[START OF DATA EXTRACT]
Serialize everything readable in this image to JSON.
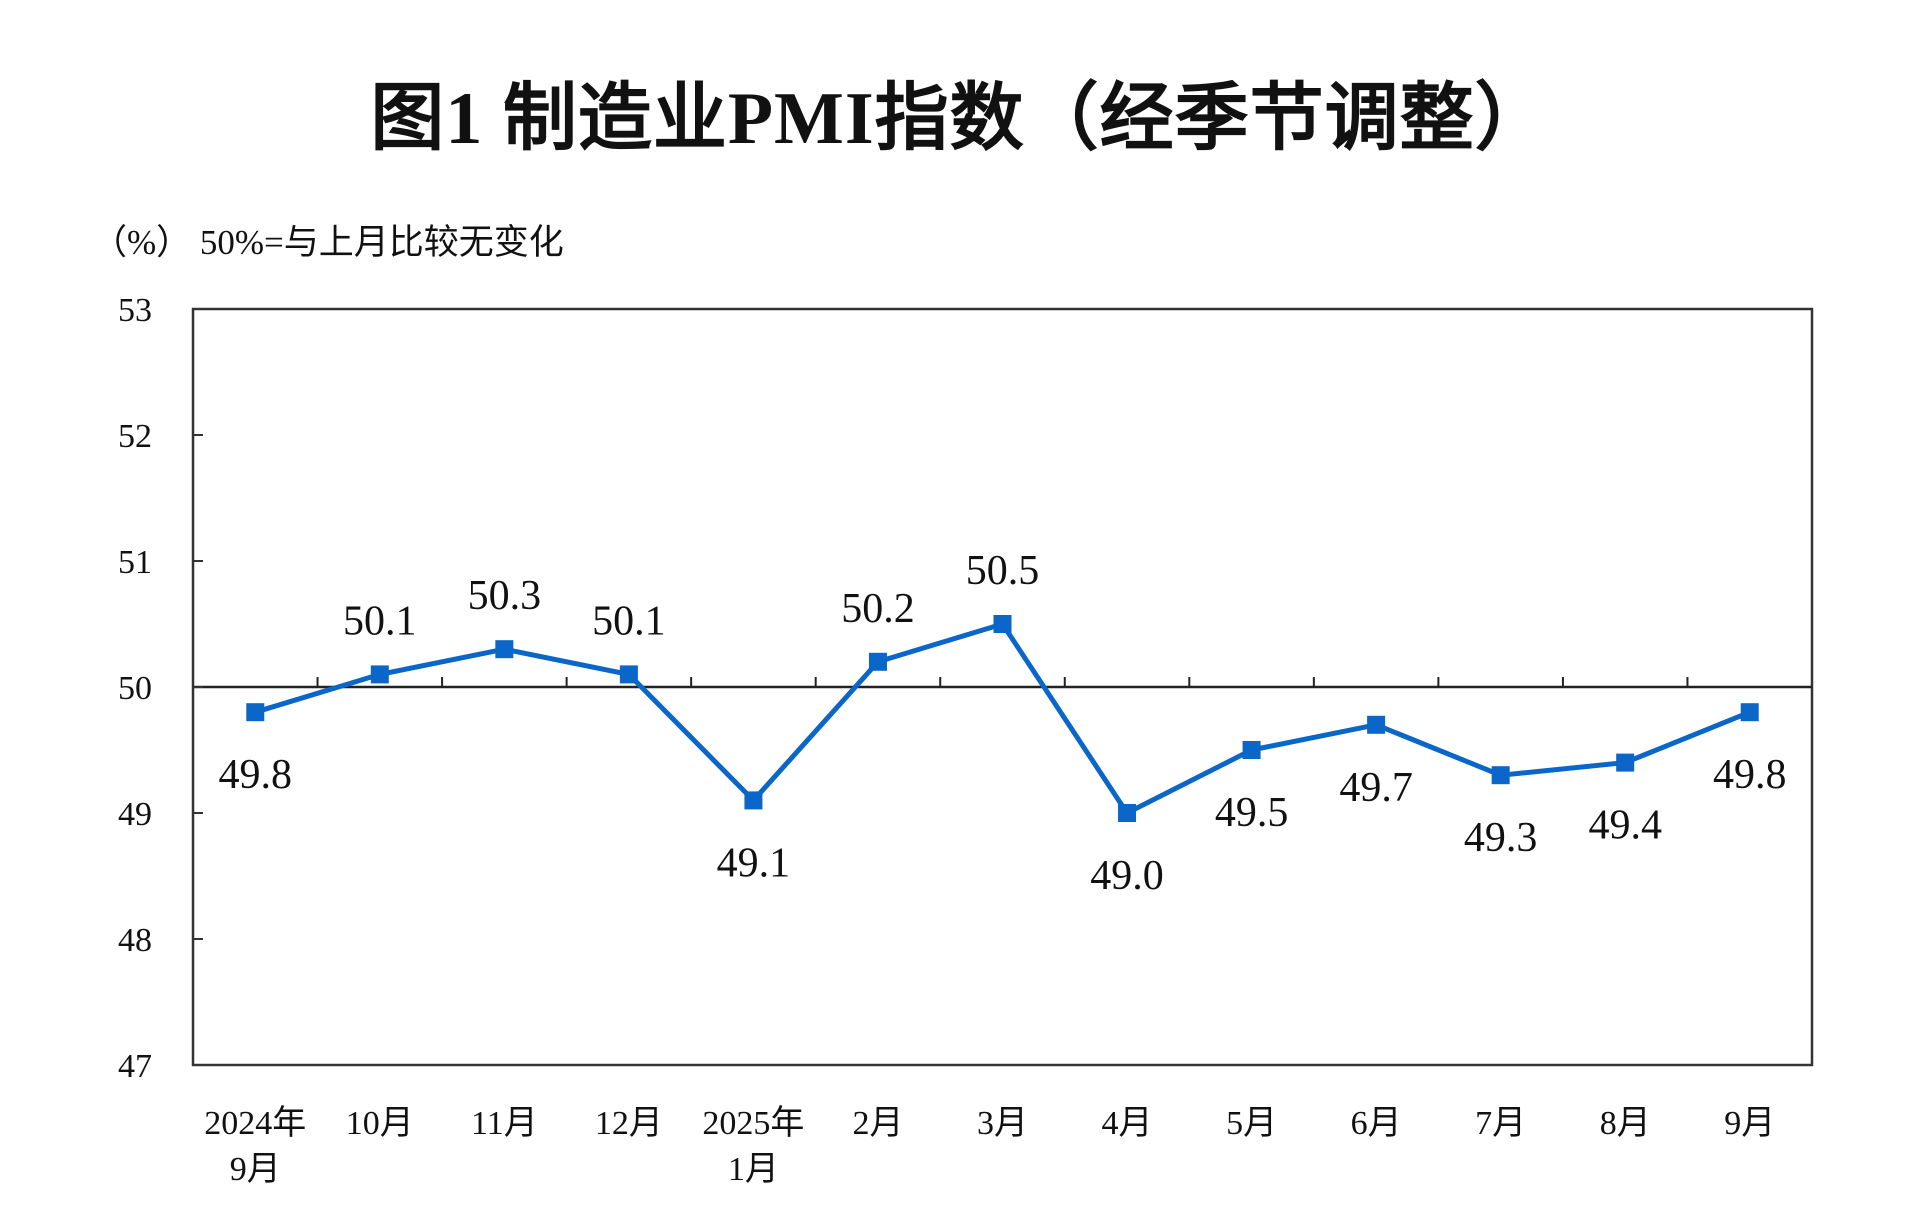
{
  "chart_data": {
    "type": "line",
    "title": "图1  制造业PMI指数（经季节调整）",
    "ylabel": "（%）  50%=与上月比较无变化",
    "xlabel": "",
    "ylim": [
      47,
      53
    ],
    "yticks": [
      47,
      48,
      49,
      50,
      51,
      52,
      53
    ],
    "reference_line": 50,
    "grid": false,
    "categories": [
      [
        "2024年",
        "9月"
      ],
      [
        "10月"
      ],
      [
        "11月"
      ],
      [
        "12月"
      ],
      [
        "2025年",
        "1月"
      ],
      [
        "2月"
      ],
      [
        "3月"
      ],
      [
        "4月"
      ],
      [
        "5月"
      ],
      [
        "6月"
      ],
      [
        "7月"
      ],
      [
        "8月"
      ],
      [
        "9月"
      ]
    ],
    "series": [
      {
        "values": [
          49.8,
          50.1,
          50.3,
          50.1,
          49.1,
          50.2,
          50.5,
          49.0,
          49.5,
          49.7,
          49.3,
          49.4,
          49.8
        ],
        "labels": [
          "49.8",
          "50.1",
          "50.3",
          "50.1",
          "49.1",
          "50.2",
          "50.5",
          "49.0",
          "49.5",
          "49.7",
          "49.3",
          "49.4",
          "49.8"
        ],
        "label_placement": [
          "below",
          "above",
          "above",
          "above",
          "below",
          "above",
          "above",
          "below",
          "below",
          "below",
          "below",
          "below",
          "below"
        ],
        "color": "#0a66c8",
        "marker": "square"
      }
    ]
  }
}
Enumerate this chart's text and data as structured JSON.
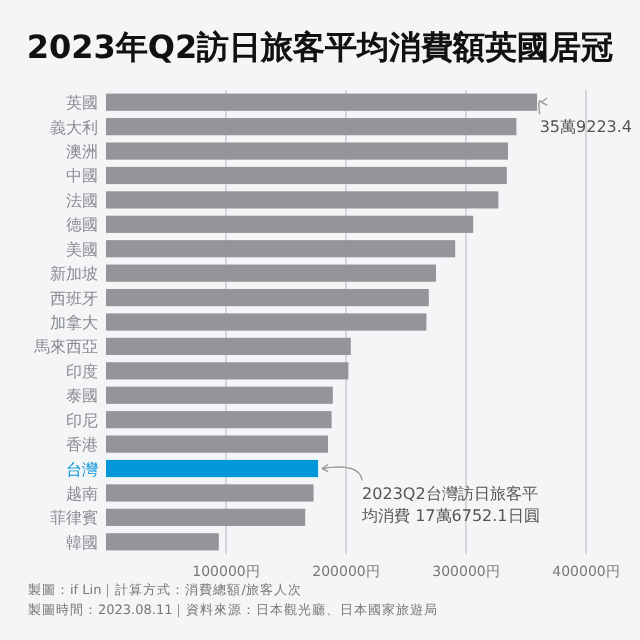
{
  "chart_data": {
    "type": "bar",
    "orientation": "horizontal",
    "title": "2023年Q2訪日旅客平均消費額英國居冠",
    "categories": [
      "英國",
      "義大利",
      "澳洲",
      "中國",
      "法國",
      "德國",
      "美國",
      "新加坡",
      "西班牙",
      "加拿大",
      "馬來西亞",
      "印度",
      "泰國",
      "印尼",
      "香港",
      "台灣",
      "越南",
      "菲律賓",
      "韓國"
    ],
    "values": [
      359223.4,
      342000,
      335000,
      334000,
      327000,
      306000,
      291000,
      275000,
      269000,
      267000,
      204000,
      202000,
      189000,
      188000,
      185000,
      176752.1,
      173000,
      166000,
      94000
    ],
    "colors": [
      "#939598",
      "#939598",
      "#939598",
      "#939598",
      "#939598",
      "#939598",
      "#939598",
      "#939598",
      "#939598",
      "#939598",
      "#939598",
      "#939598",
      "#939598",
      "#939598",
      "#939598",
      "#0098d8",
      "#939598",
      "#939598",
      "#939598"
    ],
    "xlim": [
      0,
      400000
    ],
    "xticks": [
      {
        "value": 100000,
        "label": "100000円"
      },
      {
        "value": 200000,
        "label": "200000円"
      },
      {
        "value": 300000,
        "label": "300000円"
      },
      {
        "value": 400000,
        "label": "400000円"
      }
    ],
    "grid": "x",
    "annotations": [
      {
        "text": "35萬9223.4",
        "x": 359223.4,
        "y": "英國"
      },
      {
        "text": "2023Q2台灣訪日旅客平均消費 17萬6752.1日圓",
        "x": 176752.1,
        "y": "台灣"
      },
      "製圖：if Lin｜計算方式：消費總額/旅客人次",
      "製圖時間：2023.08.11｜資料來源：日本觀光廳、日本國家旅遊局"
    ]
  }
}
[END OF DATA EXTRACT]
[START OF DATA EXTRACT]
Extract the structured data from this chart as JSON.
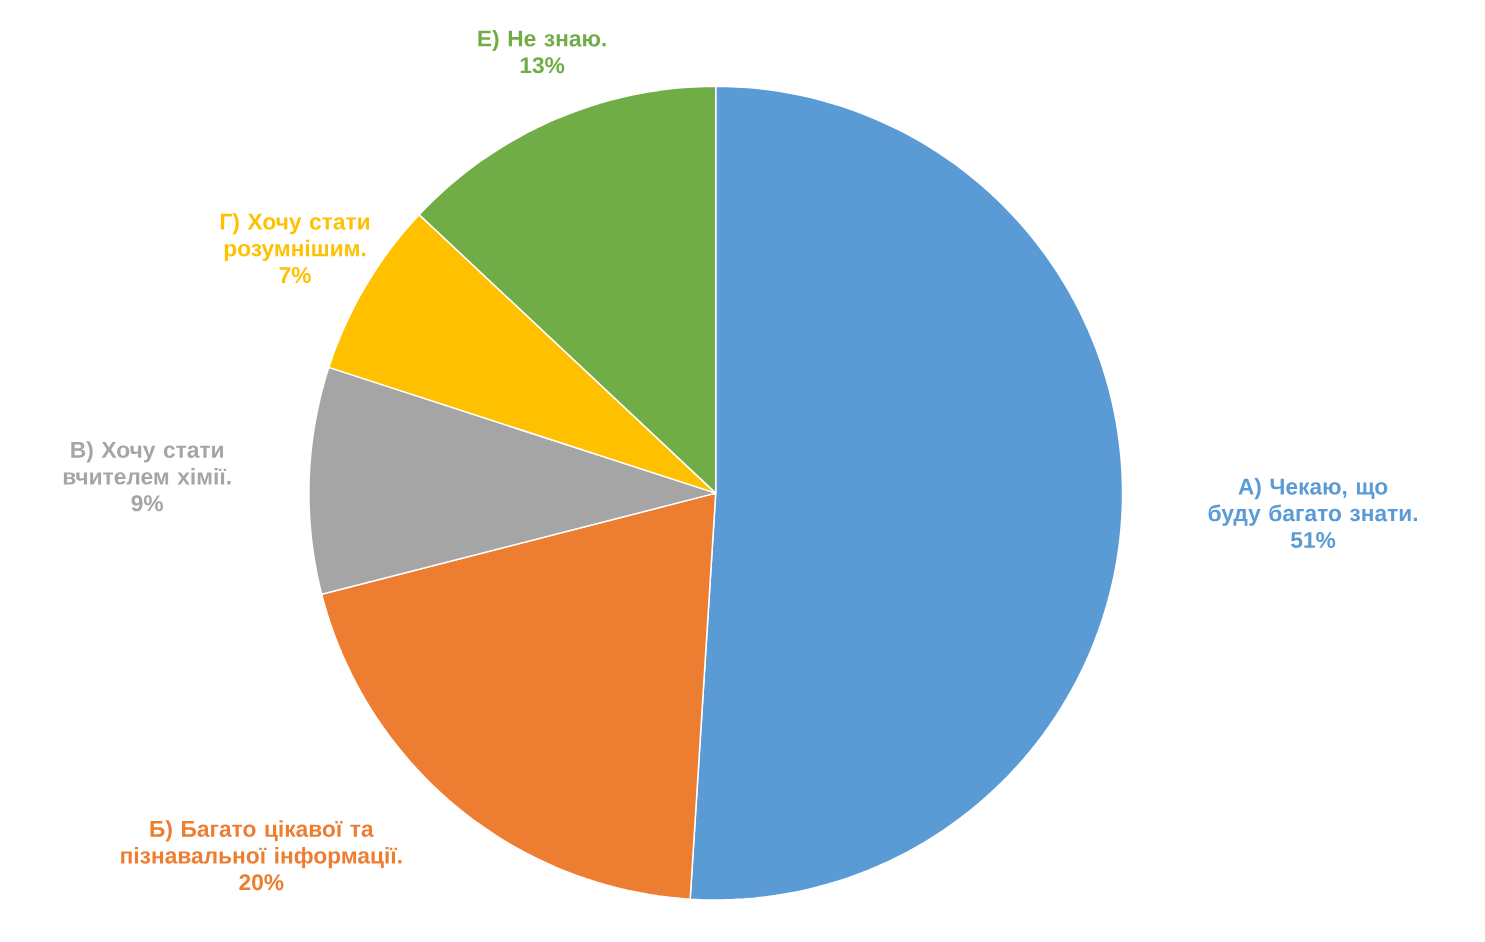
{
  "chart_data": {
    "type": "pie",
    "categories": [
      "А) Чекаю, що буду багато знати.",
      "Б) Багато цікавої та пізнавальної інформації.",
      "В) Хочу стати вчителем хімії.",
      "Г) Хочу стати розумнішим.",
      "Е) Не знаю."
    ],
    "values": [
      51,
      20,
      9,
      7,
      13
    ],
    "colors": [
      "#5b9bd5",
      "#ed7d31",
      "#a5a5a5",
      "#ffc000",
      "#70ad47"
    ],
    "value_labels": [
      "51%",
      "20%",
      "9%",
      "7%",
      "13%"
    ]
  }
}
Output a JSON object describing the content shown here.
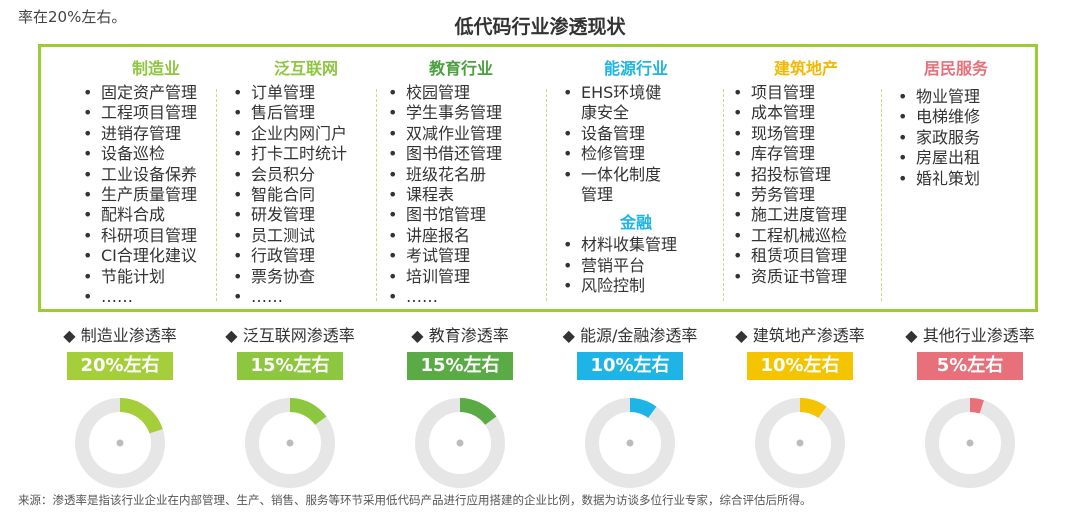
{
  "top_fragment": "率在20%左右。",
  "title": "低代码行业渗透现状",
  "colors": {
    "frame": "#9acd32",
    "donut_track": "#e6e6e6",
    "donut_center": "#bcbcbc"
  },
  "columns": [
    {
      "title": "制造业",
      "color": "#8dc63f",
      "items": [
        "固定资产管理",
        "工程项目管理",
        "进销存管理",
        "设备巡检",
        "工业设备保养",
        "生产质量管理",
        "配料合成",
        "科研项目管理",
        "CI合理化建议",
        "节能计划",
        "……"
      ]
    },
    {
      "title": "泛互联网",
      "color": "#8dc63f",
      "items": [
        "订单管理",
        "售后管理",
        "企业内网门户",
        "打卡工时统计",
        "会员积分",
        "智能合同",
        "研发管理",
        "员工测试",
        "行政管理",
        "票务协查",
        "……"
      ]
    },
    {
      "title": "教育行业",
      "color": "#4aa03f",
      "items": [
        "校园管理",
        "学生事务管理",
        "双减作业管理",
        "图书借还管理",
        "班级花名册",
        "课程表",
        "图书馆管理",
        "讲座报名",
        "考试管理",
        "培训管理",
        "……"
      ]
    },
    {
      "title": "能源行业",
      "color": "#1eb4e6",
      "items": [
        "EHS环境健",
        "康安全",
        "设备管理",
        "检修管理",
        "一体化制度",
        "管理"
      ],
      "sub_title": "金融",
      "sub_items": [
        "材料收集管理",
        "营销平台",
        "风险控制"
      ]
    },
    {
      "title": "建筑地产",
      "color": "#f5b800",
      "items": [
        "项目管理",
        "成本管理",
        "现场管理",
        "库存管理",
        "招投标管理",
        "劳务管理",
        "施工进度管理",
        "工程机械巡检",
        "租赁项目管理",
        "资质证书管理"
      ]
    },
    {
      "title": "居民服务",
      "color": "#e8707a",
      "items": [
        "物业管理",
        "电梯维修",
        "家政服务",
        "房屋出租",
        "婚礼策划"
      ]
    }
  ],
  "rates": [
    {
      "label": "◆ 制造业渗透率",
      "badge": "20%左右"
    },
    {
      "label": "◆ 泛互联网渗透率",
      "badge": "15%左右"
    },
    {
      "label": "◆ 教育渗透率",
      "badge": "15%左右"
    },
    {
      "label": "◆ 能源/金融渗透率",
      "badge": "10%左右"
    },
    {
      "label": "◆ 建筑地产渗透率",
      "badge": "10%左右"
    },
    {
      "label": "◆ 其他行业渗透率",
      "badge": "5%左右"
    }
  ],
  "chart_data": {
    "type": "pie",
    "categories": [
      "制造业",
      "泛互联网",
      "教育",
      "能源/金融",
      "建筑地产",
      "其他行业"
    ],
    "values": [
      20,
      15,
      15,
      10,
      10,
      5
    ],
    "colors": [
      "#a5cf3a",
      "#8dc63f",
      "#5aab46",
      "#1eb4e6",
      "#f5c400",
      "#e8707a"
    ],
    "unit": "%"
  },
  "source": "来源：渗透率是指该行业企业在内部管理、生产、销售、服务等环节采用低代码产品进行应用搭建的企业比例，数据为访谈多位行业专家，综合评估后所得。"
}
[END OF DATA EXTRACT]
#### WORK REQUIRED
From the data above, pick out each line containing "structured" and copy it.

#### RESULT FOR THIS EXERCISE
Enumerate this chart's text and data as structured JSON.
Extract the structured data from this chart as JSON.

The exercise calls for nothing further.